Given exercise: As an exercise in exact copying, transcribe the lines below from the one holding "Extract the structured" through the last, with both ends included and pictures left out.

Data for processing:
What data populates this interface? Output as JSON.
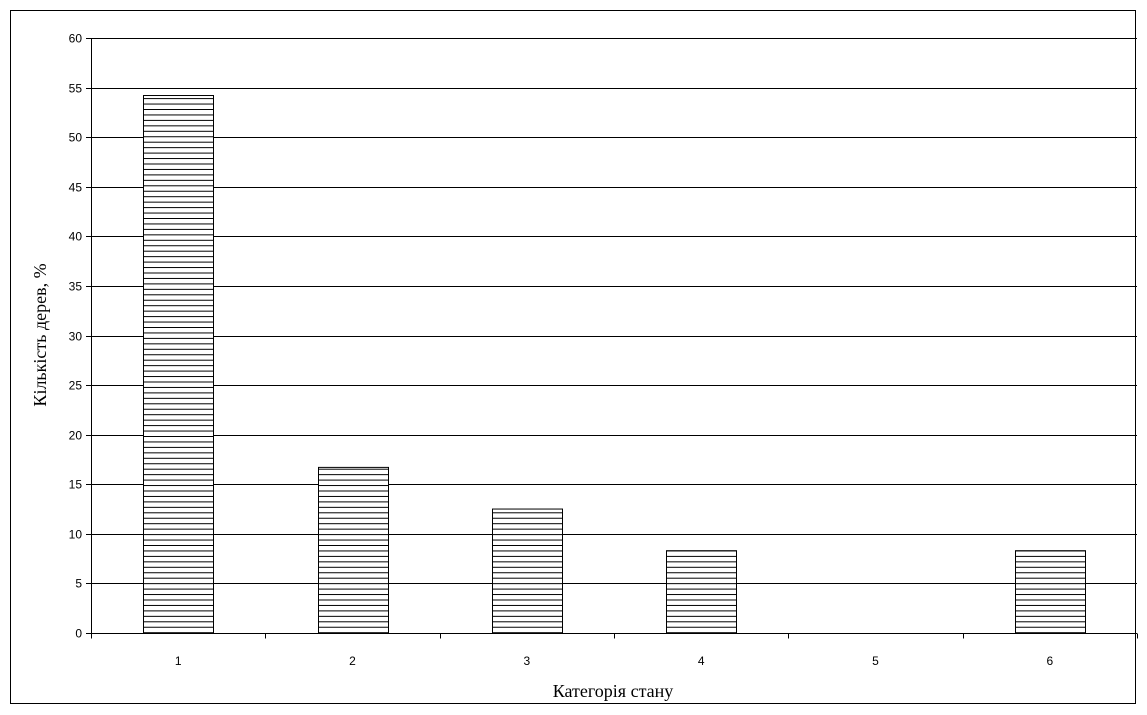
{
  "chart_data": {
    "type": "bar",
    "title": "",
    "xlabel": "Категорія стану",
    "ylabel": "Кількість дерев, %",
    "categories": [
      "1",
      "2",
      "3",
      "4",
      "5",
      "6"
    ],
    "values": [
      54.2,
      16.7,
      12.5,
      8.3,
      0,
      8.3
    ],
    "ylim": [
      0,
      60
    ],
    "yticks": [
      0,
      5,
      10,
      15,
      20,
      25,
      30,
      35,
      40,
      45,
      50,
      55,
      60
    ],
    "ytick_labels": [
      "0",
      "5",
      "10",
      "15",
      "20",
      "25",
      "30",
      "35",
      "40",
      "45",
      "50",
      "55",
      "60"
    ],
    "grid": "horizontal",
    "legend": "none",
    "bar_fill": "horizontal-stripes",
    "colors": {
      "bar_stroke": "#000000",
      "bar_stripe": "#000000",
      "bar_background": "#ffffff",
      "gridline": "#000000",
      "axis": "#000000"
    }
  }
}
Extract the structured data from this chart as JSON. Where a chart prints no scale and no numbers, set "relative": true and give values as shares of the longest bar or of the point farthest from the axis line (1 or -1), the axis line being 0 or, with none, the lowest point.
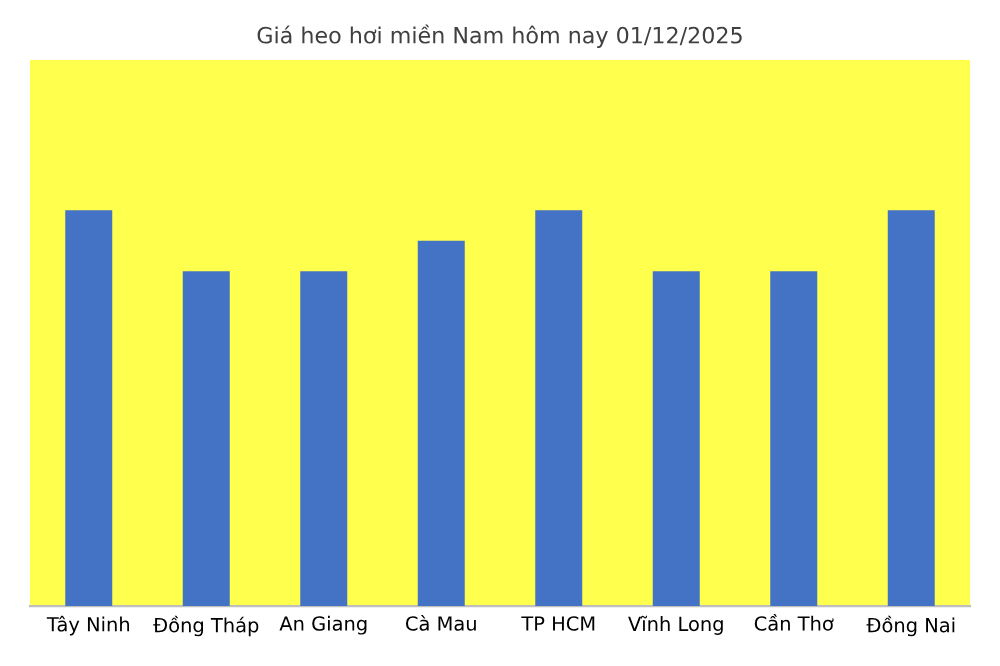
{
  "chart_data": {
    "type": "bar",
    "title": "Giá heo hơi miền Nam hôm nay 01/12/2025",
    "categories": [
      "Tây Ninh",
      "Đồng Tháp",
      "An Giang",
      "Cà Mau",
      "TP HCM",
      "Vĩnh Long",
      "Cần Thơ",
      "Đồng Nai"
    ],
    "values": [
      1,
      0.846,
      0.846,
      0.923,
      1,
      0.846,
      0.846,
      1
    ],
    "color": "#4472c4",
    "relative": true
  }
}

Response to this exercise:
Extract the structured data from this chart as JSON. Where a chart prints no scale and no numbers, set "relative": true and give values as shares of the longest bar or of the point farthest from the axis line (1 or -1), the axis line being 0 or, with none, the lowest point.
{
  "chart_data": {
    "type": "bar",
    "title": "Giá heo hơi miền Nam hôm nay 01/12/2025",
    "categories": [
      "Tây Ninh",
      "Đồng Tháp",
      "An Giang",
      "Cà Mau",
      "TP HCM",
      "Vĩnh Long",
      "Cần Thơ",
      "Đồng Nai"
    ],
    "values": [
      1,
      0.846,
      0.846,
      0.923,
      1,
      0.846,
      0.846,
      1
    ],
    "color": "#4472c4",
    "relative": true
  }
}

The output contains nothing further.